— Start of Exercise input —

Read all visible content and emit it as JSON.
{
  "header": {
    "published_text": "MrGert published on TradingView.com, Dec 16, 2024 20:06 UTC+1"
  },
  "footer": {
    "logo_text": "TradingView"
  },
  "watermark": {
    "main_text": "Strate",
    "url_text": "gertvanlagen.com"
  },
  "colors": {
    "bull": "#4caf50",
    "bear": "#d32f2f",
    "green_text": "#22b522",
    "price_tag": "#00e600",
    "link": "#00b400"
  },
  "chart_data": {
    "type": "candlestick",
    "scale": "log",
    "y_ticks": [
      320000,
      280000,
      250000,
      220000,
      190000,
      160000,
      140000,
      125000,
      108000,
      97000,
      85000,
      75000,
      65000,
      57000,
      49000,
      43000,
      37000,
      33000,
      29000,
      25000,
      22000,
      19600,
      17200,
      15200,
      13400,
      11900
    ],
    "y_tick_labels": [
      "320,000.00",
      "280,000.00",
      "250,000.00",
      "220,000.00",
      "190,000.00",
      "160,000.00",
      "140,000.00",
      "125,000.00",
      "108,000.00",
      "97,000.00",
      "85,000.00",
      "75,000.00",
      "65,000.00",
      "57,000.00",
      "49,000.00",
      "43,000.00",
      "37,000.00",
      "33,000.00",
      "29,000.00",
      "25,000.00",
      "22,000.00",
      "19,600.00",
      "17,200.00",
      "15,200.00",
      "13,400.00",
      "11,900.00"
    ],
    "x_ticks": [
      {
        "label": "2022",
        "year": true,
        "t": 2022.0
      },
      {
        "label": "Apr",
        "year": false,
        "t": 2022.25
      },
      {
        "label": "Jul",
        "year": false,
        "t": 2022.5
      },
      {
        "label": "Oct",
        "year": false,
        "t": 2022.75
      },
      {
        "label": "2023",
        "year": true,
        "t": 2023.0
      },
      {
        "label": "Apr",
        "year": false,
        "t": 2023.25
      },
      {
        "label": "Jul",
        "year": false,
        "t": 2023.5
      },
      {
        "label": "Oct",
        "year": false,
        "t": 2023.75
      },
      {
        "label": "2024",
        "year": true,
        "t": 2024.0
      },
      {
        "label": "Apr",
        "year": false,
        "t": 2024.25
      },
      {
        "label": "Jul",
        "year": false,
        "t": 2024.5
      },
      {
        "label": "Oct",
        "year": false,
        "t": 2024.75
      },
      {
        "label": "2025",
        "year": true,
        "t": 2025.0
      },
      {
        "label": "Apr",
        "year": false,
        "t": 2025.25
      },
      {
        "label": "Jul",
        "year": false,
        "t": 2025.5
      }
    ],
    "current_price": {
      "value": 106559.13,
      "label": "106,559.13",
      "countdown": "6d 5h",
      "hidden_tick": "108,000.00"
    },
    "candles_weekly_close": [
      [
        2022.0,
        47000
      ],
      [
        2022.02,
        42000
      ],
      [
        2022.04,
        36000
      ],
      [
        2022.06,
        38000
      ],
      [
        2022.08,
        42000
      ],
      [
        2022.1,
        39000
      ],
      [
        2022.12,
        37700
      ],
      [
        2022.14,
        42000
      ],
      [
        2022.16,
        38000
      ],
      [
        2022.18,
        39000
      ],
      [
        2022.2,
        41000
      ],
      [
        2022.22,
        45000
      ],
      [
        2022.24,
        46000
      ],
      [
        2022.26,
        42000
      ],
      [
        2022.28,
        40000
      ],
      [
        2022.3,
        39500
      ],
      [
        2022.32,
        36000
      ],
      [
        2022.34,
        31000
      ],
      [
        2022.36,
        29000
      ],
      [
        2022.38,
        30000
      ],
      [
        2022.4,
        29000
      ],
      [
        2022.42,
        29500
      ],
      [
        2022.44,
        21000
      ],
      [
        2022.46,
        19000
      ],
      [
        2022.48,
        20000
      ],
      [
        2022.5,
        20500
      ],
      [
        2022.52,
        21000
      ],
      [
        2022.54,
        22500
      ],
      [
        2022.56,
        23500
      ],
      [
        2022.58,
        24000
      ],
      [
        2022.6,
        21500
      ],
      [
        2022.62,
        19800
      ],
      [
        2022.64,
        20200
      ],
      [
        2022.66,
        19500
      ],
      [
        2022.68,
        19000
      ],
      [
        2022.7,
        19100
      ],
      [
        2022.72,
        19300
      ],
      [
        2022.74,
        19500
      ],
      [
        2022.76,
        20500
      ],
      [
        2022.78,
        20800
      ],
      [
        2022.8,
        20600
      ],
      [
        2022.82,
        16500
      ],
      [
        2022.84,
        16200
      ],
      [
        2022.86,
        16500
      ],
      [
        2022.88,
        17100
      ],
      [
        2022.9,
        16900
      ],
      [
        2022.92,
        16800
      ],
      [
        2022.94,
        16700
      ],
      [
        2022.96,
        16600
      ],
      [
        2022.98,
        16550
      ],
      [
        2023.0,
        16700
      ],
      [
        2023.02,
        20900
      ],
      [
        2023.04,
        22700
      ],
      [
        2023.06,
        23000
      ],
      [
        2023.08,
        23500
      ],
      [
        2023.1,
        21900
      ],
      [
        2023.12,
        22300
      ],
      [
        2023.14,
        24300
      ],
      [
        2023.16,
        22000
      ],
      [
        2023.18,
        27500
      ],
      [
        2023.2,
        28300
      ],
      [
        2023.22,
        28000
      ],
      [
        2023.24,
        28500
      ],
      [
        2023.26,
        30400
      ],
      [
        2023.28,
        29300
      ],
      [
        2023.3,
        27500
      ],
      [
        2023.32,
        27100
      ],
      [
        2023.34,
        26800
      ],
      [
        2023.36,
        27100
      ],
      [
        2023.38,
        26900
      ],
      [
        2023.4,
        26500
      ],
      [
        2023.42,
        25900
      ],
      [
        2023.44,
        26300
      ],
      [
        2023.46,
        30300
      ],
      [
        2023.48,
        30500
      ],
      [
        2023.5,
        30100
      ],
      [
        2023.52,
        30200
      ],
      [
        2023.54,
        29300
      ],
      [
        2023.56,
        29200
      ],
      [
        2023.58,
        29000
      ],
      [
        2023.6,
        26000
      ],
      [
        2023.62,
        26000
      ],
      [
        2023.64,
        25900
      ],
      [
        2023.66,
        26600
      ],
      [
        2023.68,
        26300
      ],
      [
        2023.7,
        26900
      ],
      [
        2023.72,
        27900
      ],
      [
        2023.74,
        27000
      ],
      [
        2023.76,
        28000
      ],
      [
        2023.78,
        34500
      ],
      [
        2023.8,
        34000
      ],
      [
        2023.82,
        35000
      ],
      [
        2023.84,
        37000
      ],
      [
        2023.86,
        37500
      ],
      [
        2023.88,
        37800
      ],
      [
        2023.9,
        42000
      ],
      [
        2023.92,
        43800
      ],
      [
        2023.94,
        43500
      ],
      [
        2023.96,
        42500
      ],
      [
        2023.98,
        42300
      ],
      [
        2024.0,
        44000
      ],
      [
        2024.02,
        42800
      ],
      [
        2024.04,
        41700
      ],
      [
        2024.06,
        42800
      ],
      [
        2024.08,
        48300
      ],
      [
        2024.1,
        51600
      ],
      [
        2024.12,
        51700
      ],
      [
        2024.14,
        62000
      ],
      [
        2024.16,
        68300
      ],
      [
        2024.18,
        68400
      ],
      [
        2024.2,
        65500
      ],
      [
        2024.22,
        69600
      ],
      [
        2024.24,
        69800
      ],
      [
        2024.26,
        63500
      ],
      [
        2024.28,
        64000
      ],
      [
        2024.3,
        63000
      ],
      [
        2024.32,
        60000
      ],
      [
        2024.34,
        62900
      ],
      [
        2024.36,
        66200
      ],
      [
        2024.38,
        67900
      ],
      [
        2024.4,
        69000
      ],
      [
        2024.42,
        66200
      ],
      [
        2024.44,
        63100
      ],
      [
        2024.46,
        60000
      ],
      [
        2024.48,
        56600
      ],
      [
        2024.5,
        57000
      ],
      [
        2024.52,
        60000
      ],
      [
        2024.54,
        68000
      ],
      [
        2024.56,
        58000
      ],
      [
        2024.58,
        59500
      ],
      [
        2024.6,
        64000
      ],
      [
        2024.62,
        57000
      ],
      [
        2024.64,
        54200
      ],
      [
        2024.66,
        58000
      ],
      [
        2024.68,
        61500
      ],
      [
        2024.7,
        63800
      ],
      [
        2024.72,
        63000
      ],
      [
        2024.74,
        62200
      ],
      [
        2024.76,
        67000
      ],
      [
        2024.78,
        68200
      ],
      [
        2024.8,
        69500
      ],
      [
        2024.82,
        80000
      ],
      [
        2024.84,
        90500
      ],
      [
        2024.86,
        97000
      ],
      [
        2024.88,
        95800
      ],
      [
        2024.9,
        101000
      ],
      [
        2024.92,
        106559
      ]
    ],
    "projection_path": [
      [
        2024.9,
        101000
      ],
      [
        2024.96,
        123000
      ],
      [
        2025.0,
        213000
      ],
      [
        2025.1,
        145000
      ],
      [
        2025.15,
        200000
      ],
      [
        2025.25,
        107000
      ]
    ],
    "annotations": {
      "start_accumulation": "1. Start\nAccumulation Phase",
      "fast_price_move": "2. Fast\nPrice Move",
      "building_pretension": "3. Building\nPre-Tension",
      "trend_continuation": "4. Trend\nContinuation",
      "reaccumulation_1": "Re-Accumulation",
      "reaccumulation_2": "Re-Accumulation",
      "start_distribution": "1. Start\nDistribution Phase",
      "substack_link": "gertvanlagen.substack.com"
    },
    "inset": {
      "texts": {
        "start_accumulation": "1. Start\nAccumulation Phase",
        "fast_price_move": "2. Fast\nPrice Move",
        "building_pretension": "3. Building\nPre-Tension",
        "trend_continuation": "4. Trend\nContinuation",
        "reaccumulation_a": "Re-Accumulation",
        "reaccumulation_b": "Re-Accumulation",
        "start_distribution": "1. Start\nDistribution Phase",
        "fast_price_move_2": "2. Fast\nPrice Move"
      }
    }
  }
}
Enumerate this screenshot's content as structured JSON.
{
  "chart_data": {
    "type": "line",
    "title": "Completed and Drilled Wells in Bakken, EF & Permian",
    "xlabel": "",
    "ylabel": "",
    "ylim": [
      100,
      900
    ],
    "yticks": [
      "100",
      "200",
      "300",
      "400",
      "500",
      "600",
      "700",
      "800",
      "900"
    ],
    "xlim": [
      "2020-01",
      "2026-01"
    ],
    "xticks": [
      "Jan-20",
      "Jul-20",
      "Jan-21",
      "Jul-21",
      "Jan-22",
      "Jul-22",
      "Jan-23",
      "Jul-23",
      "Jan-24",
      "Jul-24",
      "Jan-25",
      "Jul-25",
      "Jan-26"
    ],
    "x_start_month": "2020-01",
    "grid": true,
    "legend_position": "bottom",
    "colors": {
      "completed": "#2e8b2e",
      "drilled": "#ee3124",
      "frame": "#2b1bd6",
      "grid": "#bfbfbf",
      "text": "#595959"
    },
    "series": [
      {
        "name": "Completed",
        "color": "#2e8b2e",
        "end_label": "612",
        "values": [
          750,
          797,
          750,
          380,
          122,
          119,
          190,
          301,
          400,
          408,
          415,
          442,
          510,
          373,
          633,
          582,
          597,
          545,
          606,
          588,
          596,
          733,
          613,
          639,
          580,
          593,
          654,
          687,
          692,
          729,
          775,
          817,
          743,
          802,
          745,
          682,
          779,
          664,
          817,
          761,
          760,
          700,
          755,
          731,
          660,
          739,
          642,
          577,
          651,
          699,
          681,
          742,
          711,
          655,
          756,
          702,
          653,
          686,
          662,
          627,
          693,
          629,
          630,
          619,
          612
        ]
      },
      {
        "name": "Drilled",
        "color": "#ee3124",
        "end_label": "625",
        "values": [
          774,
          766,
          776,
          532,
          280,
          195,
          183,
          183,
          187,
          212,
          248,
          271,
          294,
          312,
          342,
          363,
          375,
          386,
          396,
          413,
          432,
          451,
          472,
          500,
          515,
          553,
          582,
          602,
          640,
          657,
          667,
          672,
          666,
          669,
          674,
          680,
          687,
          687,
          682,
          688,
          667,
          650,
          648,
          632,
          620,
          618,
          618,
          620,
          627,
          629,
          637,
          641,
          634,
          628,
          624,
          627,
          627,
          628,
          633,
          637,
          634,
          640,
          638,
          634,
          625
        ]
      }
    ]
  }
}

— End of Exercise input —

__What is asked__: Pick out each line above that includes "nPrice" and show it.

__Full answer__:
      "fast_price_move": "2. Fast\nPrice Move",
        "fast_price_move": "2. Fast\nPrice Move",
        "fast_price_move_2": "2. Fast\nPrice Move"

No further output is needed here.